▼
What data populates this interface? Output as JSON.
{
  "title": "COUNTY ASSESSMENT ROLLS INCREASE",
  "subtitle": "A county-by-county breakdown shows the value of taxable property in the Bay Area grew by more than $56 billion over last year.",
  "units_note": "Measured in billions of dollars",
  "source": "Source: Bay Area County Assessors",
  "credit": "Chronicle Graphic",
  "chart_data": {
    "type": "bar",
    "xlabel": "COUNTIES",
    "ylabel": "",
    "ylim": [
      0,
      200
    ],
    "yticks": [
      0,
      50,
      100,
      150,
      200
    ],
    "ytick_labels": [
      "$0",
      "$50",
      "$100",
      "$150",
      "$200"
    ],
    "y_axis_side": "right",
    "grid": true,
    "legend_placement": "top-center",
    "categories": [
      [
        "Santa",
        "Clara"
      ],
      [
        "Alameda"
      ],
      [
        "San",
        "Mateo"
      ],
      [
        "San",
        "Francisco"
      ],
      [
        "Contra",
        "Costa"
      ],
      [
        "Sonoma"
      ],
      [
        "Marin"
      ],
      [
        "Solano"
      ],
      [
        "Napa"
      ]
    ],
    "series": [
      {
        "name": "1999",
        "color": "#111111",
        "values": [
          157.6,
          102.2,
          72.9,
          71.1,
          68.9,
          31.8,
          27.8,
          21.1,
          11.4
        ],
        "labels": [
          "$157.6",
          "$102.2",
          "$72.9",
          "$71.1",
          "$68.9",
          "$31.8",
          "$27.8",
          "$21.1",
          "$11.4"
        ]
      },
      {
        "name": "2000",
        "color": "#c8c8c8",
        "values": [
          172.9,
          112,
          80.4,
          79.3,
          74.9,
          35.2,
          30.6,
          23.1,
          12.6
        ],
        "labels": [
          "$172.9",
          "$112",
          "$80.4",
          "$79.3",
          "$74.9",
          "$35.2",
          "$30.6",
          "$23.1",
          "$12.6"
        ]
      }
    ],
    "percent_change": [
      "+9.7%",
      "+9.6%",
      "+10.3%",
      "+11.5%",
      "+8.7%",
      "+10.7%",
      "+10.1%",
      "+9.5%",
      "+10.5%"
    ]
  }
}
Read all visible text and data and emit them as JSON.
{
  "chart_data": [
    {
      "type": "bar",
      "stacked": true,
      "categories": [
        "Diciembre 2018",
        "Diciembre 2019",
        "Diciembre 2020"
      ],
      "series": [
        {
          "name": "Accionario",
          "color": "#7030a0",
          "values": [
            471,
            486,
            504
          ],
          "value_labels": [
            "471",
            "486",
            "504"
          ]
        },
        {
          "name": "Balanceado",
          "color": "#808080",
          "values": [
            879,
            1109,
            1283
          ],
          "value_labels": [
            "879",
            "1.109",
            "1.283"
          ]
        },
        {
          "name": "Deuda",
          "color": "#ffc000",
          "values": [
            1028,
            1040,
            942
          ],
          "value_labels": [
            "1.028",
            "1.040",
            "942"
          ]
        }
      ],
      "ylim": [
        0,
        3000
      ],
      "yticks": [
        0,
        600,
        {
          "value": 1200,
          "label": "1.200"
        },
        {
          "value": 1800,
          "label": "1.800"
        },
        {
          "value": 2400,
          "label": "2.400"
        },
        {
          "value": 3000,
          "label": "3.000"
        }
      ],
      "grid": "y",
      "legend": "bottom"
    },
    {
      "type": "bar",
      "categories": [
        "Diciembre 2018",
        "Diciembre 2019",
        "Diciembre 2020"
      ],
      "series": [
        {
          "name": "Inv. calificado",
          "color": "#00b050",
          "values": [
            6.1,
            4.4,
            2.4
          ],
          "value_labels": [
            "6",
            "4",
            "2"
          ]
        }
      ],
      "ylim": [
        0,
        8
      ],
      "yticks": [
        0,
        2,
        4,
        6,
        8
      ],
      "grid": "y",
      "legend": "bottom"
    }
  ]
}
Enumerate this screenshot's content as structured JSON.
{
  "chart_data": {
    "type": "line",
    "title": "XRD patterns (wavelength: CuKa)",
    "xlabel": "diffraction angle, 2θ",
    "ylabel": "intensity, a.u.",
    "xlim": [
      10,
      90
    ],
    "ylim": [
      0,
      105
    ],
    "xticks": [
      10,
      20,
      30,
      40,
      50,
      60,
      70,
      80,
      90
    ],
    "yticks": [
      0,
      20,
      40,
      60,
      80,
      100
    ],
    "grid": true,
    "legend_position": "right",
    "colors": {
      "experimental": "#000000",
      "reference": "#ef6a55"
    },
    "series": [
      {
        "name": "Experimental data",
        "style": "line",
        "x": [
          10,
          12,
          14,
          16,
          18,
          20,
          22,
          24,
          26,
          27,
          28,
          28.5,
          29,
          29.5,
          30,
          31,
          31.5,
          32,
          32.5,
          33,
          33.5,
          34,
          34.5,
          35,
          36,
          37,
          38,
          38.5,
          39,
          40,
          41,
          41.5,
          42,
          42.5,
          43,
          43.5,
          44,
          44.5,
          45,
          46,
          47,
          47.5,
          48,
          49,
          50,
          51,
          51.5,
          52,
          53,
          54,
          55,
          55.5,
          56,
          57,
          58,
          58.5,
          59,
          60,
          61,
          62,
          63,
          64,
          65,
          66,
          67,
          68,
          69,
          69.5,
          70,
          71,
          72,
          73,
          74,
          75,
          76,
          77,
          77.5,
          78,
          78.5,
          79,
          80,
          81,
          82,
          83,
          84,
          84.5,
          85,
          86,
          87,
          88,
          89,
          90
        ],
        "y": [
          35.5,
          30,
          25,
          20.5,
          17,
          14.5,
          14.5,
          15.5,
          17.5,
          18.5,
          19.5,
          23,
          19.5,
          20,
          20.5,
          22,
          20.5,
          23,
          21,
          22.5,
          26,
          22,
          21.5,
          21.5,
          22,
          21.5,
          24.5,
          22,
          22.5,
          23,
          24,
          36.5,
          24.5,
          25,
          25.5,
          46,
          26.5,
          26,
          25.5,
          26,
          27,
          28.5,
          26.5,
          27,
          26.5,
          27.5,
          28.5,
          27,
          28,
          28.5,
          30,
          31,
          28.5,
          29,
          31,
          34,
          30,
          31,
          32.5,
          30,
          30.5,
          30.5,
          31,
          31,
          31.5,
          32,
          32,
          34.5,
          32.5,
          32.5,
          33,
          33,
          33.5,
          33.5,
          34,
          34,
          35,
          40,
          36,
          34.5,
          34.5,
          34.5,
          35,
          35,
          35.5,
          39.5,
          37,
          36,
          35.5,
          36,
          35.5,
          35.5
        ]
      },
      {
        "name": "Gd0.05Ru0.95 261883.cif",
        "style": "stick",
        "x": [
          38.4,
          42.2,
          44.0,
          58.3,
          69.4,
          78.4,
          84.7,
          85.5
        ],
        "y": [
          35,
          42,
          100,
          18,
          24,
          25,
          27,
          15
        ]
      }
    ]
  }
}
▲
What the task asks: Repeat the data exactly. Leave nothing out.

Response to the exercise:
What data populates this interface? Output as JSON.
{
  "title": "COUNTY ASSESSMENT ROLLS INCREASE",
  "subtitle": "A county-by-county breakdown shows the value of taxable property in the Bay Area grew by more than $56 billion over last year.",
  "units_note": "Measured in billions of dollars",
  "source": "Source: Bay Area County Assessors",
  "credit": "Chronicle Graphic",
  "chart_data": {
    "type": "bar",
    "xlabel": "COUNTIES",
    "ylabel": "",
    "ylim": [
      0,
      200
    ],
    "yticks": [
      0,
      50,
      100,
      150,
      200
    ],
    "ytick_labels": [
      "$0",
      "$50",
      "$100",
      "$150",
      "$200"
    ],
    "y_axis_side": "right",
    "grid": true,
    "legend_placement": "top-center",
    "categories": [
      [
        "Santa",
        "Clara"
      ],
      [
        "Alameda"
      ],
      [
        "San",
        "Mateo"
      ],
      [
        "San",
        "Francisco"
      ],
      [
        "Contra",
        "Costa"
      ],
      [
        "Sonoma"
      ],
      [
        "Marin"
      ],
      [
        "Solano"
      ],
      [
        "Napa"
      ]
    ],
    "series": [
      {
        "name": "1999",
        "color": "#111111",
        "values": [
          157.6,
          102.2,
          72.9,
          71.1,
          68.9,
          31.8,
          27.8,
          21.1,
          11.4
        ],
        "labels": [
          "$157.6",
          "$102.2",
          "$72.9",
          "$71.1",
          "$68.9",
          "$31.8",
          "$27.8",
          "$21.1",
          "$11.4"
        ]
      },
      {
        "name": "2000",
        "color": "#c8c8c8",
        "values": [
          172.9,
          112,
          80.4,
          79.3,
          74.9,
          35.2,
          30.6,
          23.1,
          12.6
        ],
        "labels": [
          "$172.9",
          "$112",
          "$80.4",
          "$79.3",
          "$74.9",
          "$35.2",
          "$30.6",
          "$23.1",
          "$12.6"
        ]
      }
    ],
    "percent_change": [
      "+9.7%",
      "+9.6%",
      "+10.3%",
      "+11.5%",
      "+8.7%",
      "+10.7%",
      "+10.1%",
      "+9.5%",
      "+10.5%"
    ]
  }
}
Read all visible text and data and emit them as JSON.
{
  "chart_data": [
    {
      "type": "bar",
      "stacked": true,
      "categories": [
        "Diciembre 2018",
        "Diciembre 2019",
        "Diciembre 2020"
      ],
      "series": [
        {
          "name": "Accionario",
          "color": "#7030a0",
          "values": [
            471,
            486,
            504
          ],
          "value_labels": [
            "471",
            "486",
            "504"
          ]
        },
        {
          "name": "Balanceado",
          "color": "#808080",
          "values": [
            879,
            1109,
            1283
          ],
          "value_labels": [
            "879",
            "1.109",
            "1.283"
          ]
        },
        {
          "name": "Deuda",
          "color": "#ffc000",
          "values": [
            1028,
            1040,
            942
          ],
          "value_labels": [
            "1.028",
            "1.040",
            "942"
          ]
        }
      ],
      "ylim": [
        0,
        3000
      ],
      "yticks": [
        0,
        600,
        {
          "value": 1200,
          "label": "1.200"
        },
        {
          "value": 1800,
          "label": "1.800"
        },
        {
          "value": 2400,
          "label": "2.400"
        },
        {
          "value": 3000,
          "label": "3.000"
        }
      ],
      "grid": "y",
      "legend": "bottom"
    },
    {
      "type": "bar",
      "categories": [
        "Diciembre 2018",
        "Diciembre 2019",
        "Diciembre 2020"
      ],
      "series": [
        {
          "name": "Inv. calificado",
          "color": "#00b050",
          "values": [
            6.1,
            4.4,
            2.4
          ],
          "value_labels": [
            "6",
            "4",
            "2"
          ]
        }
      ],
      "ylim": [
        0,
        8
      ],
      "yticks": [
        0,
        2,
        4,
        6,
        8
      ],
      "grid": "y",
      "legend": "bottom"
    }
  ]
}
Enumerate this screenshot's content as structured JSON.
{
  "chart_data": {
    "type": "line",
    "title": "XRD patterns (wavelength: CuKa)",
    "xlabel": "diffraction angle, 2θ",
    "ylabel": "intensity, a.u.",
    "xlim": [
      10,
      90
    ],
    "ylim": [
      0,
      105
    ],
    "xticks": [
      10,
      20,
      30,
      40,
      50,
      60,
      70,
      80,
      90
    ],
    "yticks": [
      0,
      20,
      40,
      60,
      80,
      100
    ],
    "grid": true,
    "legend_position": "right",
    "colors": {
      "experimental": "#000000",
      "reference": "#ef6a55"
    },
    "series": [
      {
        "name": "Experimental data",
        "style": "line",
        "x": [
          10,
          12,
          14,
          16,
          18,
          20,
          22,
          24,
          26,
          27,
          28,
          28.5,
          29,
          29.5,
          30,
          31,
          31.5,
          32,
          32.5,
          33,
          33.5,
          34,
          34.5,
          35,
          36,
          37,
          38,
          38.5,
          39,
          40,
          41,
          41.5,
          42,
          42.5,
          43,
          43.5,
          44,
          44.5,
          45,
          46,
          47,
          47.5,
          48,
          49,
          50,
          51,
          51.5,
          52,
          53,
          54,
          55,
          55.5,
          56,
          57,
          58,
          58.5,
          59,
          60,
          61,
          62,
          63,
          64,
          65,
          66,
          67,
          68,
          69,
          69.5,
          70,
          71,
          72,
          73,
          74,
          75,
          76,
          77,
          77.5,
          78,
          78.5,
          79,
          80,
          81,
          82,
          83,
          84,
          84.5,
          85,
          86,
          87,
          88,
          89,
          90
        ],
        "y": [
          35.5,
          30,
          25,
          20.5,
          17,
          14.5,
          14.5,
          15.5,
          17.5,
          18.5,
          19.5,
          23,
          19.5,
          20,
          20.5,
          22,
          20.5,
          23,
          21,
          22.5,
          26,
          22,
          21.5,
          21.5,
          22,
          21.5,
          24.5,
          22,
          22.5,
          23,
          24,
          36.5,
          24.5,
          25,
          25.5,
          46,
          26.5,
          26,
          25.5,
          26,
          27,
          28.5,
          26.5,
          27,
          26.5,
          27.5,
          28.5,
          27,
          28,
          28.5,
          30,
          31,
          28.5,
          29,
          31,
          34,
          30,
          31,
          32.5,
          30,
          30.5,
          30.5,
          31,
          31,
          31.5,
          32,
          32,
          34.5,
          32.5,
          32.5,
          33,
          33,
          33.5,
          33.5,
          34,
          34,
          35,
          40,
          36,
          34.5,
          34.5,
          34.5,
          35,
          35,
          35.5,
          39.5,
          37,
          36,
          35.5,
          36,
          35.5,
          35.5
        ]
      },
      {
        "name": "Gd0.05Ru0.95 261883.cif",
        "style": "stick",
        "x": [
          38.4,
          42.2,
          44.0,
          58.3,
          69.4,
          78.4,
          84.7,
          85.5
        ],
        "y": [
          35,
          42,
          100,
          18,
          24,
          25,
          27,
          15
        ]
      }
    ]
  }
}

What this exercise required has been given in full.